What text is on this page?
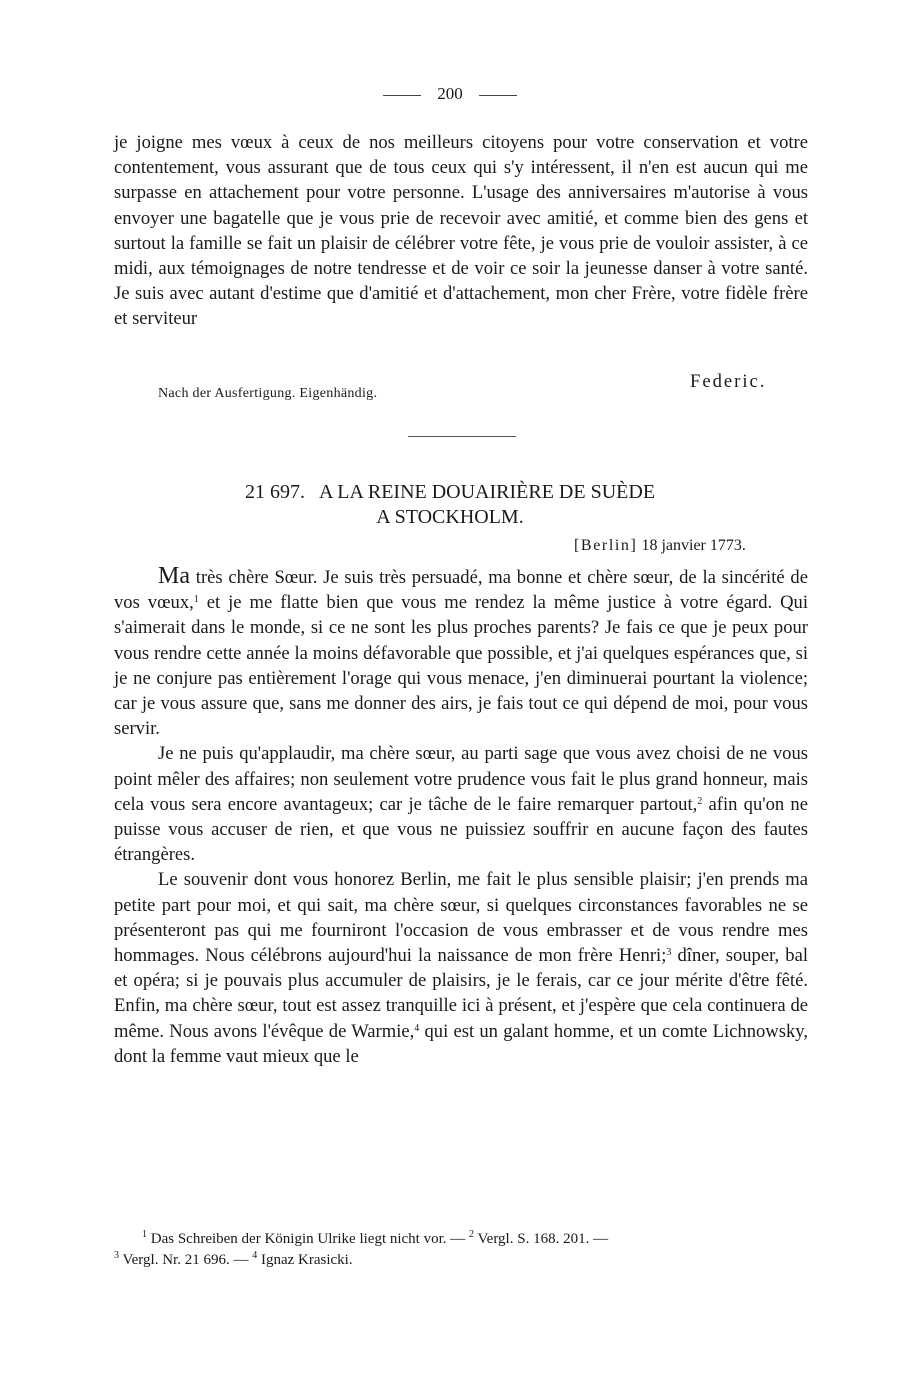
200

je joigne mes vœux à ceux de nos meilleurs citoyens pour votre conservation et votre contentement, vous assurant que de tous ceux qui s'y intéressent, il n'en est aucun qui me surpasse en attachement pour votre personne. L'usage des anniversaires m'autorise à vous envoyer une bagatelle que je vous prie de recevoir avec amitié, et comme bien des gens et surtout la famille se fait un plaisir de célébrer votre fête, je vous prie de vouloir assister, à ce midi, aux témoignages de notre tendresse et de voir ce soir la jeunesse danser à votre santé. Je suis avec autant d'estime que d'amitié et d'attachement, mon cher Frère, votre fidèle frère et serviteur

Federic.
Nach der Ausfertigung. Eigenhändig.
21 697. A LA REINE DOUAIRIÈRE DE SUÈDE
A STOCKHOLM.
[Berlin] 18 janvier 1773.

Ma très chère Sœur. Je suis très persuadé, ma bonne et chère sœur, de la sincérité de vos vœux,$^1$ et je me flatte bien que vous me rendez la même justice à votre égard. Qui s'aimerait dans le monde, si ce ne sont les plus proches parents? Je fais ce que je peux pour vous rendre cette année la moins défavorable que possible, et j'ai quelques espérances que, si je ne conjure pas entièrement l'orage qui vous menace, j'en diminuerai pourtant la violence; car je vous assure que, sans me donner des airs, je fais tout ce qui dépend de moi, pour vous servir.

Je ne puis qu'applaudir, ma chère sœur, au parti sage que vous avez choisi de ne vous point mêler des affaires; non seulement votre prudence vous fait le plus grand honneur, mais cela vous sera encore avantageux; car je tâche de le faire remarquer partout,$^2$ afin qu'on ne puisse vous accuser de rien, et que vous ne puissiez souffrir en aucune façon des fautes étrangères.

Le souvenir dont vous honorez Berlin, me fait le plus sensible plaisir; j'en prends ma petite part pour moi, et qui sait, ma chère sœur, si quelques circonstances favorables ne se présenteront pas qui me fourniront l'occasion de vous embrasser et de vous rendre mes hommages. Nous célébrons aujourd'hui la naissance de mon frère Henri;$^3$ dîner, souper, bal et opéra; si je pouvais plus accumuler de plaisirs, je le ferais, car ce jour mérite d'être fêté. Enfin, ma chère sœur, tout est assez tranquille ici à présent, et j'espère que cela continuera de même. Nous avons l'évêque de Warmie,$^4$ qui est un galant homme, et un comte Lichnowsky, dont la femme vaut mieux que le

$^1$ Das Schreiben der Königin Ulrike liegt nicht vor. — $^2$ Vergl. S. 168. 201. —

$^3$ Vergl. Nr. 21 696. — $^4$ Ignaz Krasicki.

□ □ □ □ □ □ □

→ **REQUIREMENTS**
Which lines contain the word "Berlin"? Return each of them.

→ **ANSWER TO THIS TASK**
[Berlin] 18 janvier 1773.
Le souvenir dont vous honorez Berlin, me fait le plus sensible plaisir; j'en prends ma petite part pour moi, et qui sait, ma chère sœur, si quelques circonstances favorables ne se présenteront pas qui me fourniront l'occasion de vous embrasser et de vous rendre mes hommages. Nous célébrons aujourd'hui la naissance de mon frère Henri;$^3$ dîner, souper, bal et opéra; si je pouvais plus accumuler de plaisirs, je le ferais, car ce jour mérite d'être fêté. Enfin, ma chère sœur, tout est assez tranquille ici à présent, et j'espère que cela continuera de même. Nous avons l'évêque de Warmie,$^4$ qui est un galant homme, et un comte Lichnowsky, dont la femme vaut mieux que le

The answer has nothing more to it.